#### Your instructions:
Quote every line of the material beneath this one.

▬▬▬▬▬▬▬▬▬▬

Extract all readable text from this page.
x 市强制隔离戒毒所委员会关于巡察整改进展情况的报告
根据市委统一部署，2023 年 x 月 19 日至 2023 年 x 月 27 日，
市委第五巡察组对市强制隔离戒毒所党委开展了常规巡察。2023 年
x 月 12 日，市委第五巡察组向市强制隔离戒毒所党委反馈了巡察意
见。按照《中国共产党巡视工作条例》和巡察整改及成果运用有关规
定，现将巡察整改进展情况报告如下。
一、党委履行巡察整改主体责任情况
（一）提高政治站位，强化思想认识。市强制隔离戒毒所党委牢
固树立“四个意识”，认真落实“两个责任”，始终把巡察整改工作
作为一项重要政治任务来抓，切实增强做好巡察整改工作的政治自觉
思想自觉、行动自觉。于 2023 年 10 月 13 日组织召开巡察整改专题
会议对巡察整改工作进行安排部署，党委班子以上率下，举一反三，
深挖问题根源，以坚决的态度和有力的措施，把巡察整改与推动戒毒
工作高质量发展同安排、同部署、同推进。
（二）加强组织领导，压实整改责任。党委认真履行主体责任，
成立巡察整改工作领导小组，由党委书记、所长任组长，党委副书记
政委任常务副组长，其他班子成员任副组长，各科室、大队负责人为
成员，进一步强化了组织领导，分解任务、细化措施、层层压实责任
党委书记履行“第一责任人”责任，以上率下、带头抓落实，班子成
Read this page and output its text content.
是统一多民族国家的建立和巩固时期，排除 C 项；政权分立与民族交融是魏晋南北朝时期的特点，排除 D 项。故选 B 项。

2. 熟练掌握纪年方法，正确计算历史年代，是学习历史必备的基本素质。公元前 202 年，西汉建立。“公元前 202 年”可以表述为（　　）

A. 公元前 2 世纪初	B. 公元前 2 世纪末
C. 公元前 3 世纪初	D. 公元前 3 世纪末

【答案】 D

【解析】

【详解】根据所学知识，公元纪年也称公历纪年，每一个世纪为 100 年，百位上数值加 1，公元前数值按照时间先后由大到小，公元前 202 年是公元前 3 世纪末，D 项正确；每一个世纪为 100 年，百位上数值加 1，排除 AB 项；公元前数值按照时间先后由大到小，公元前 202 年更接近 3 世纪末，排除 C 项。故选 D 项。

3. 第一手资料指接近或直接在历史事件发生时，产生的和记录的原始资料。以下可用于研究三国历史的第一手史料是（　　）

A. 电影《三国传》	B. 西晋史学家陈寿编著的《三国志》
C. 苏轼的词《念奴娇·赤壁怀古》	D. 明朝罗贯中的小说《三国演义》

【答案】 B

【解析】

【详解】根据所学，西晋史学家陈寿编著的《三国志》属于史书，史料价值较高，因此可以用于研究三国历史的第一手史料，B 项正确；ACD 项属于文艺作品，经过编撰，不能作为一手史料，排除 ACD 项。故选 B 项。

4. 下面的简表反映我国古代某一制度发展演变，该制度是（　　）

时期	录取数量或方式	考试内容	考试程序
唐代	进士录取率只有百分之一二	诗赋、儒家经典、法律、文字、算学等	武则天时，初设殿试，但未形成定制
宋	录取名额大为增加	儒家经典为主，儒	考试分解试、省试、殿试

▬▬▬▬▬▬▬▬▬▬

#### The solution:
Extract all readable text from this page.
x 市强制隔离戒毒所委员会关于巡察整改进展情况的报告
根据市委统一部署，2023 年 x 月 19 日至 2023 年 x 月 27 日，
市委第五巡察组对市强制隔离戒毒所党委开展了常规巡察。2023 年
x 月 12 日，市委第五巡察组向市强制隔离戒毒所党委反馈了巡察意
见。按照《中国共产党巡视工作条例》和巡察整改及成果运用有关规
定，现将巡察整改进展情况报告如下。
一、党委履行巡察整改主体责任情况
（一）提高政治站位，强化思想认识。市强制隔离戒毒所党委牢
固树立“四个意识”，认真落实“两个责任”，始终把巡察整改工作
作为一项重要政治任务来抓，切实增强做好巡察整改工作的政治自觉
思想自觉、行动自觉。于 2023 年 10 月 13 日组织召开巡察整改专题
会议对巡察整改工作进行安排部署，党委班子以上率下，举一反三，
深挖问题根源，以坚决的态度和有力的措施，把巡察整改与推动戒毒
工作高质量发展同安排、同部署、同推进。
（二）加强组织领导，压实整改责任。党委认真履行主体责任，
成立巡察整改工作领导小组，由党委书记、所长任组长，党委副书记
政委任常务副组长，其他班子成员任副组长，各科室、大队负责人为
成员，进一步强化了组织领导，分解任务、细化措施、层层压实责任
党委书记履行“第一责任人”责任，以上率下、带头抓落实，班子成
Read this page and output its text content.
是统一多民族国家的建立和巩固时期，排除 C 项；政权分立与民族交融是魏晋南北朝时期的特点，排除 D 项。故选 B 项。

2. 熟练掌握纪年方法，正确计算历史年代，是学习历史必备的基本素质。公元前 202 年，西汉建立。“公元前 202 年”可以表述为（　　）

A. 公元前 2 世纪初	B. 公元前 2 世纪末
C. 公元前 3 世纪初	D. 公元前 3 世纪末

【答案】 D

【解析】

【详解】根据所学知识，公元纪年也称公历纪年，每一个世纪为 100 年，百位上数值加 1，公元前数值按照时间先后由大到小，公元前 202 年是公元前 3 世纪末，D 项正确；每一个世纪为 100 年，百位上数值加 1，排除 AB 项；公元前数值按照时间先后由大到小，公元前 202 年更接近 3 世纪末，排除 C 项。故选 D 项。

3. 第一手资料指接近或直接在历史事件发生时，产生的和记录的原始资料。以下可用于研究三国历史的第一手史料是（　　）

A. 电影《三国传》	B. 西晋史学家陈寿编著的《三国志》
C. 苏轼的词《念奴娇·赤壁怀古》	D. 明朝罗贯中的小说《三国演义》

【答案】 B

【解析】

【详解】根据所学，西晋史学家陈寿编著的《三国志》属于史书，史料价值较高，因此可以用于研究三国历史的第一手史料，B 项正确；ACD 项属于文艺作品，经过编撰，不能作为一手史料，排除 ACD 项。故选 B 项。

4. 下面的简表反映我国古代某一制度发展演变，该制度是（　　）

时期	录取数量或方式	考试内容	考试程序
唐代	进士录取率只有百分之一二	诗赋、儒家经典、法律、文字、算学等	武则天时，初设殿试，但未形成定制
宋	录取名额大为增加	儒家经典为主，儒	考试分解试、省试、殿试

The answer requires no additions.